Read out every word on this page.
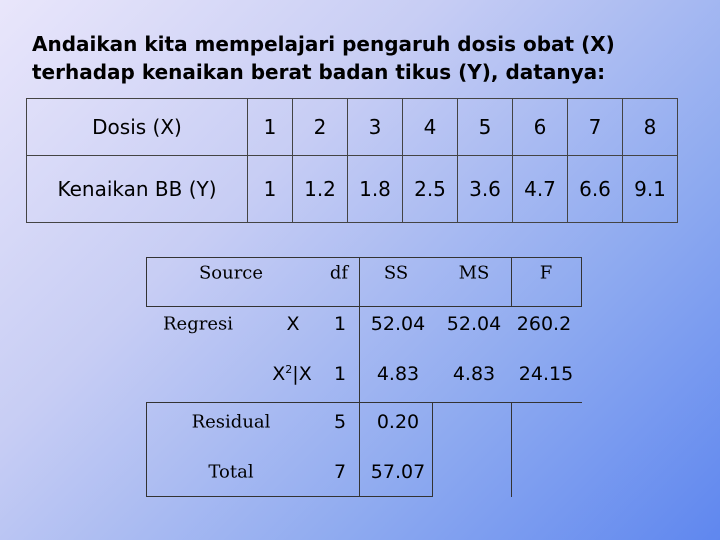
Andaikan kita mempelajari pengaruh dosis obat (X)
terhadap kenaikan berat badan tikus (Y), datanya:
Dosis (X)	1	2	3	4	5	6	7	8
Kenaikan BB (Y)	1	1.2	1.8	2.5	3.6	4.7	6.6	9.1
Source	df SS	MS	F
Regresi	X 1 52.04 52.04 260.2
$X^2|X$ 1 4.83 4.83 24.15
Residual	5 0.20
Total	7 57.07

Exercise requirements:
Reproduce the whole listing word for word, setting aside any pictures.

Solution to this problem:
Read out every word on this page.
Andaikan kita mempelajari pengaruh dosis obat (X)
terhadap kenaikan berat badan tikus (Y), datanya:
Dosis (X)	1	2	3	4	5	6	7	8
Kenaikan BB (Y)	1	1.2	1.8	2.5	3.6	4.7	6.6	9.1
Source	df SS	MS	F
Regresi	X 1 52.04 52.04 260.2
$X^2|X$ 1 4.83 4.83 24.15
Residual	5 0.20
Total	7 57.07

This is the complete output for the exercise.